Demonstration: Mixtures & Density
(Denée Nickel & Tessa Webb)
This demonstration is intended for grade 6, focusing on the following aspects of the curriculum:
Big Idea: Everyday materials are often mixtures.
Competencies: Make predictions about findings of their inquiry, make observations in familiar or unfamiliar contexts, identify environmental implications of the findings (connect the demonstration to ocean environment)
Content:
- Heterogeneous mixtures
- Mixtures: separated using a difference in component properties (in this demonstration, differences in density between salt/fresh water and hot/cold water)
Materials:
- 2 x Bins (large, rectangular, transparent, somewhat deep)
- Roll of tin foil
- Duct tape
- 2 x food coloring (one red, one blue)
- Salt
- Kettle
- Water
- Mixing utensil
- Pointy object to poke holes in tinfoil
- Ice (optional)
- Boxes to raise to eye level
Preparation:
- First, start heating up water in a kettle
- Build a tall, watertight tin-foil wall in the middle of each bin (dividing the bin in to two compartments)
- Fill Bin 1 with tap water on both sides of wall
- Dissolve salt in water on one side of Bin 1 (~2.5 tbps/1 litres)
*NOTE* ocean water contains ~ 35g salt to 1L of water
- In Bin 2, fill one side with cold tap water (can include 2-3 ice cubes to ensure water is extra cold), fill other side with hot water from the kettle (doesn’t need to be boiling, simply hot water will work)
Dye:
- Bin 1:
- Freshwater : dye blue
- Saltwater on opposite side : dye red
- Bin 2:
- Cold water : dye blue
- Hot water on opposite side : dye red
Safety Considerations
- Boiling water : teacher handles this material to reduce chance of burning students
- The stick used to poke holes in the aluminum foil is quite sharp
- Spilling water (have a towel at the ready)
Description of Demonstration:
- Explain to students that we will be continuing our lesson about mixtures, both heterogeneous and homogeneous, and our demonstration will be relating specifically to the ocean today.
- Questions:
- What do we know about the water in our oceans? (salty) Where do we find freshwater? (rain, rivers, lakes, ice…)
- Do you think some places in our ocean are saltier or more fresh than others? (as you go deeper in the ocean, it should get saltier. Also, closer to tropics – increased evaporation makes for higher salinity)
- Questions:
- Point out Bin 1 and explain that we have salt water on one side and freshwater on the other.
- Question: Do we all remember what hetero/homo-geneous mixtures are? *point out that the mixture of salt and water was heterogeneous, then it dissolved in the water, distributing evenly, making it homogeneous (a good quick review)

Data pulled from a collection
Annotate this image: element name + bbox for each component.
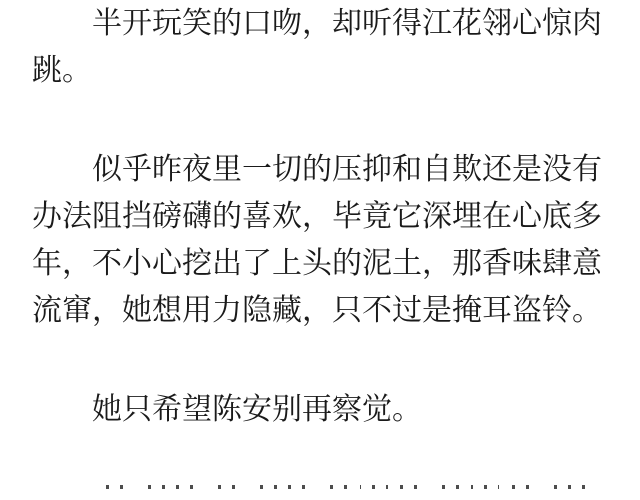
text-line: 她只希望陈安别再察觉。 [32,386,610,433]
text-line: 流窜，她想用力隐藏，只不过是掩耳盗铃。 [32,287,610,334]
truncated-text-line [92,485,585,489]
paragraph: 她只希望陈安别再察觉。 [32,386,610,433]
text-line: 年，不小心挖出了上头的泥土，那香味肆意 [32,240,610,287]
text-line: 跳。 [32,47,610,94]
text-line: 半开玩笑的口吻，却听得江花翎心惊肉 [32,0,610,47]
paragraph: 半开玩笑的口吻，却听得江花翎心惊肉 跳。 [32,0,610,94]
text-line: 办法阻挡磅礴的喜欢，毕竟它深埋在心底多 [32,193,610,240]
ebook-reader-screenshot: { "page": { "background_color": "#ffffff… [0,0,640,500]
paragraph: 似乎昨夜里一切的压抑和自欺还是没有 办法阻挡磅礴的喜欢，毕竟它深埋在心底多 年，… [32,146,610,334]
reader-page: 半开玩笑的口吻，却听得江花翎心惊肉 跳。 似乎昨夜里一切的压抑和自欺还是没有 办… [0,0,640,500]
text-line: 似乎昨夜里一切的压抑和自欺还是没有 [32,146,610,193]
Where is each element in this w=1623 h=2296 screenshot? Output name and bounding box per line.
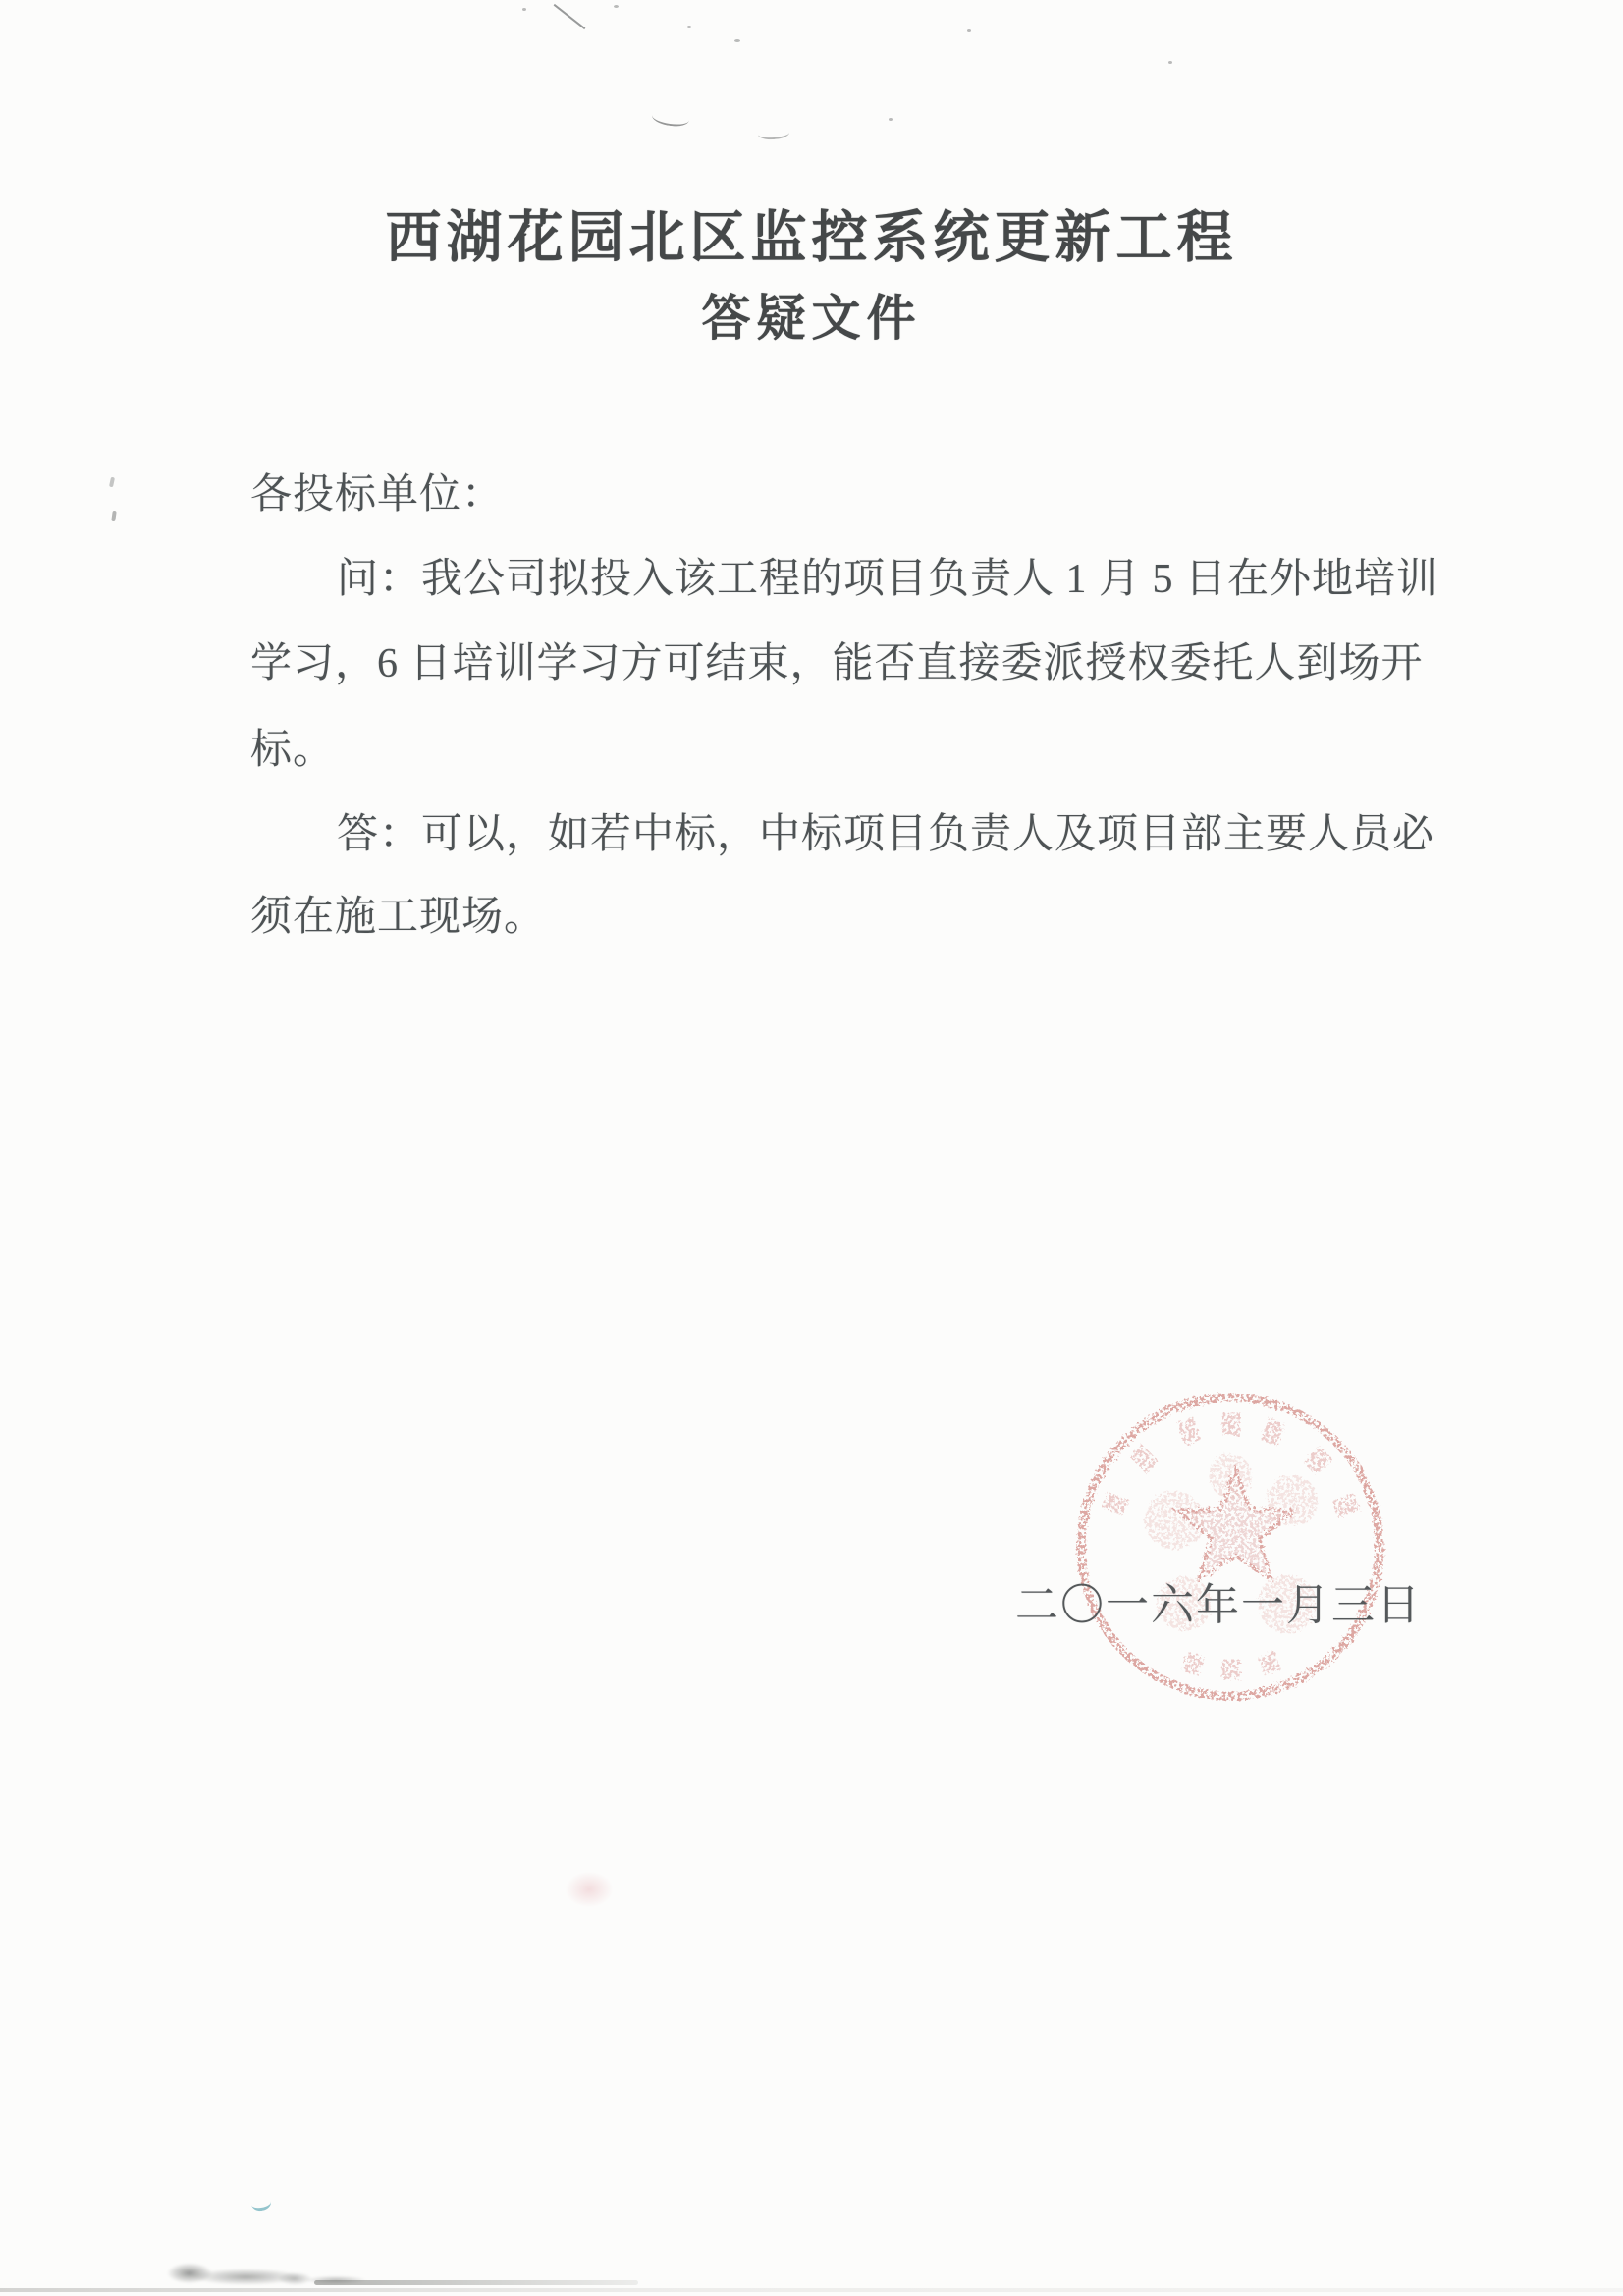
- answer-line-2: 须在施工现场。: [250, 884, 546, 943]
- question-line-1: 问：我公司拟投入该工程的项目负责人 1 月 5 日在外地培训: [337, 546, 1438, 605]
- scan-speck-artifact: [889, 118, 893, 121]
- scan-scratch-artifact: [651, 107, 690, 128]
- scan-smudge-artifact: [157, 2251, 319, 2288]
- scan-edge-shadow: [0, 2288, 1623, 2292]
- scan-speck-artifact: [1168, 61, 1172, 64]
- scan-ink-mark-artifact: [250, 2194, 272, 2212]
- scan-smudge-artifact: [295, 2267, 432, 2286]
- question-line-3: 标。: [250, 717, 335, 776]
- scan-speck-artifact: [967, 29, 971, 32]
- official-seal-stamp-icon: [1066, 1383, 1395, 1712]
- scan-speck-artifact: [522, 8, 526, 11]
- scanned-document-page: 西湖花园北区监控系统更新工程 答疑文件 各投标单位： 问：我公司拟投入该工程的项…: [0, 0, 1623, 2296]
- scan-speck-artifact: [734, 39, 740, 42]
- scan-speck-artifact: [687, 26, 691, 28]
- scan-scratch-artifact: [554, 4, 586, 29]
- answer-line-1: 答：可以，如若中标，中标项目负责人及项目部主要人员必: [337, 801, 1434, 860]
- scan-smudge-artifact: [555, 1864, 623, 1915]
- scan-speck-artifact: [109, 477, 115, 488]
- salutation-line: 各投标单位：: [250, 462, 504, 520]
- scan-speck-artifact: [111, 511, 116, 521]
- question-line-2: 学习，6 日培训学习方可结束，能否直接委派授权委托人到场开: [250, 630, 1424, 689]
- scan-streak-artifact: [314, 2280, 638, 2285]
- page-title-line-1: 西湖花园北区监控系统更新工程: [0, 192, 1623, 273]
- date-line: 二〇一六年一月三日: [1015, 1569, 1422, 1632]
- page-title-line-2: 答疑文件: [0, 279, 1623, 350]
- scan-scratch-artifact: [758, 127, 790, 140]
- scan-speck-artifact: [614, 5, 619, 8]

EXERCISE TASKS.
(1) Reproduce word for word the lines of the listing that begin with the line containing "text-line: 她只希望陈安别再察觉。 [32,386,610,433]" and end with the line containing "text-line: 半开玩笑的口吻，却听得江花翎心惊肉 [32,0,610,47]", including both of those lines.
(2) Write the next part of the mixtures and density demonstration, starting right after its final line.

EXPECTED RESPONSES.
(1)
text-line: 她只希望陈安别再察觉。 [32,386,610,433]
text-line: 流窜，她想用力隐藏，只不过是掩耳盗铃。 [32,287,610,334]
truncated-text-line [92,485,585,489]
paragraph: 她只希望陈安别再察觉。 [32,386,610,433]
text-line: 年，不小心挖出了上头的泥土，那香味肆意 [32,240,610,287]
text-line: 跳。 [32,47,610,94]
text-line: 半开玩笑的口吻，却听得江花翎心惊肉 [32,0,610,47]

(2)
- Introduce the graphic organizer and have students discuss with a partner and record predictions on what might happen if we were to poke holes through the aluminum foil wall between the salt and freshwater in Bin 1.
- Invite students up around the table, tell them to bring their journals, graphic organizers, and a pencil.
- Invite a volunteer to poke 6 holes (low and high) throughout the aluminum foil wall in Bin 1 (avoid shaking the bin).
- Transfer attention to Bin 2 and explain that we will keep an eye on Bin 1 and come back to it in a few minutes.
- Explain that Bin 2 contains hot freshwater on one side and cold freshwater on the other side. This is another property of water that occurs in our oceans.
- Questions:
- What do you expect might happen in this case when we poke holes in the wall?
- Where in the ocean would we find cold water? Hot water?
- Where in the water column would it be hotter or colder?
- Where in the world would it be hotter or colder..?
- What are some of the ways ocean water is heated? (sun, geothermal)
- Questions:
- Prompt the students to make predictions and repeat the hole-poking process with Bin 2.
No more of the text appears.